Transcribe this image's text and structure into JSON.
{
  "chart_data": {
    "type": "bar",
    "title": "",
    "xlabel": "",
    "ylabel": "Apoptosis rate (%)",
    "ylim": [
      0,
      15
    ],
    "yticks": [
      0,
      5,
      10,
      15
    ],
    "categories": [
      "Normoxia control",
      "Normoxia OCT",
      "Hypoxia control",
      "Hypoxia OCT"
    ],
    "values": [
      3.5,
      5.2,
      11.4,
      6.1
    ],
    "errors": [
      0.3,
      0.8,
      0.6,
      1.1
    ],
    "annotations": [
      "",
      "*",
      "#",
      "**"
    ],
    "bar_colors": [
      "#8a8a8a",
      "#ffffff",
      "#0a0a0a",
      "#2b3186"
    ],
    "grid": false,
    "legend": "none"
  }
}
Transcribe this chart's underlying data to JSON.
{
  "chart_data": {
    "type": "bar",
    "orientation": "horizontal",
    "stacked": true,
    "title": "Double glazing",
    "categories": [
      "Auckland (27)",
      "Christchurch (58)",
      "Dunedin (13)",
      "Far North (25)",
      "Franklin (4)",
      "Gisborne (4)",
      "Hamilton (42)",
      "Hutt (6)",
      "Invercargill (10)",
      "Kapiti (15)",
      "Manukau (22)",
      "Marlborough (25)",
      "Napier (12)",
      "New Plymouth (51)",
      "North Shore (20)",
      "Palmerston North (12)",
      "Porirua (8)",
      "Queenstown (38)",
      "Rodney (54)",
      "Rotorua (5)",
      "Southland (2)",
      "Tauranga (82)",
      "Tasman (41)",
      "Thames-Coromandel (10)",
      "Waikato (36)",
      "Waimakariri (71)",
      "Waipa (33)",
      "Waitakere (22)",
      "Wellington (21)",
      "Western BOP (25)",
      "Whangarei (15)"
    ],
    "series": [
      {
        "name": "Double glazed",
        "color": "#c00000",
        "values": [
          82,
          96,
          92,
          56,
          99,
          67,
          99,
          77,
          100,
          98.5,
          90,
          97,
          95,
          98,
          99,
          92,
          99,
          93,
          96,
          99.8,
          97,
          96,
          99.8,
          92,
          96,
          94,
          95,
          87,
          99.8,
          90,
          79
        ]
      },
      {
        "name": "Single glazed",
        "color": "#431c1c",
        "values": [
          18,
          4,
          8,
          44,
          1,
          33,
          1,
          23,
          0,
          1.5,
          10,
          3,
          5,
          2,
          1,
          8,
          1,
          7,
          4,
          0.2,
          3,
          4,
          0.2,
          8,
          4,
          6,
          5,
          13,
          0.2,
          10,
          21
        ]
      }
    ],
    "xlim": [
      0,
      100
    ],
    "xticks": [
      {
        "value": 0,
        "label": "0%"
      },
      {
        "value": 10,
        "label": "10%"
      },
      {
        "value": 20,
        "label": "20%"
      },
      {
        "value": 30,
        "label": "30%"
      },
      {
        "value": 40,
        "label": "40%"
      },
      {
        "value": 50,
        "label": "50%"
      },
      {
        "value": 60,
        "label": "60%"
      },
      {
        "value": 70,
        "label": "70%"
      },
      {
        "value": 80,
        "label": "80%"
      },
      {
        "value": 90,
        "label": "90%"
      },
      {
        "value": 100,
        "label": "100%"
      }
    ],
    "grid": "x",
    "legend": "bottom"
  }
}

+--

__Task goal__
Copy all the records above precisely.

__Exercise output__
Transcribe this image's text and structure into JSON.
{
  "chart_data": {
    "type": "bar",
    "title": "",
    "xlabel": "",
    "ylabel": "Apoptosis rate (%)",
    "ylim": [
      0,
      15
    ],
    "yticks": [
      0,
      5,
      10,
      15
    ],
    "categories": [
      "Normoxia control",
      "Normoxia OCT",
      "Hypoxia control",
      "Hypoxia OCT"
    ],
    "values": [
      3.5,
      5.2,
      11.4,
      6.1
    ],
    "errors": [
      0.3,
      0.8,
      0.6,
      1.1
    ],
    "annotations": [
      "",
      "*",
      "#",
      "**"
    ],
    "bar_colors": [
      "#8a8a8a",
      "#ffffff",
      "#0a0a0a",
      "#2b3186"
    ],
    "grid": false,
    "legend": "none"
  }
}
Transcribe this chart's underlying data to JSON.
{
  "chart_data": {
    "type": "bar",
    "orientation": "horizontal",
    "stacked": true,
    "title": "Double glazing",
    "categories": [
      "Auckland (27)",
      "Christchurch (58)",
      "Dunedin (13)",
      "Far North (25)",
      "Franklin (4)",
      "Gisborne (4)",
      "Hamilton (42)",
      "Hutt (6)",
      "Invercargill (10)",
      "Kapiti (15)",
      "Manukau (22)",
      "Marlborough (25)",
      "Napier (12)",
      "New Plymouth (51)",
      "North Shore (20)",
      "Palmerston North (12)",
      "Porirua (8)",
      "Queenstown (38)",
      "Rodney (54)",
      "Rotorua (5)",
      "Southland (2)",
      "Tauranga (82)",
      "Tasman (41)",
      "Thames-Coromandel (10)",
      "Waikato (36)",
      "Waimakariri (71)",
      "Waipa (33)",
      "Waitakere (22)",
      "Wellington (21)",
      "Western BOP (25)",
      "Whangarei (15)"
    ],
    "series": [
      {
        "name": "Double glazed",
        "color": "#c00000",
        "values": [
          82,
          96,
          92,
          56,
          99,
          67,
          99,
          77,
          100,
          98.5,
          90,
          97,
          95,
          98,
          99,
          92,
          99,
          93,
          96,
          99.8,
          97,
          96,
          99.8,
          92,
          96,
          94,
          95,
          87,
          99.8,
          90,
          79
        ]
      },
      {
        "name": "Single glazed",
        "color": "#431c1c",
        "values": [
          18,
          4,
          8,
          44,
          1,
          33,
          1,
          23,
          0,
          1.5,
          10,
          3,
          5,
          2,
          1,
          8,
          1,
          7,
          4,
          0.2,
          3,
          4,
          0.2,
          8,
          4,
          6,
          5,
          13,
          0.2,
          10,
          21
        ]
      }
    ],
    "xlim": [
      0,
      100
    ],
    "xticks": [
      {
        "value": 0,
        "label": "0%"
      },
      {
        "value": 10,
        "label": "10%"
      },
      {
        "value": 20,
        "label": "20%"
      },
      {
        "value": 30,
        "label": "30%"
      },
      {
        "value": 40,
        "label": "40%"
      },
      {
        "value": 50,
        "label": "50%"
      },
      {
        "value": 60,
        "label": "60%"
      },
      {
        "value": 70,
        "label": "70%"
      },
      {
        "value": 80,
        "label": "80%"
      },
      {
        "value": 90,
        "label": "90%"
      },
      {
        "value": 100,
        "label": "100%"
      }
    ],
    "grid": "x",
    "legend": "bottom"
  }
}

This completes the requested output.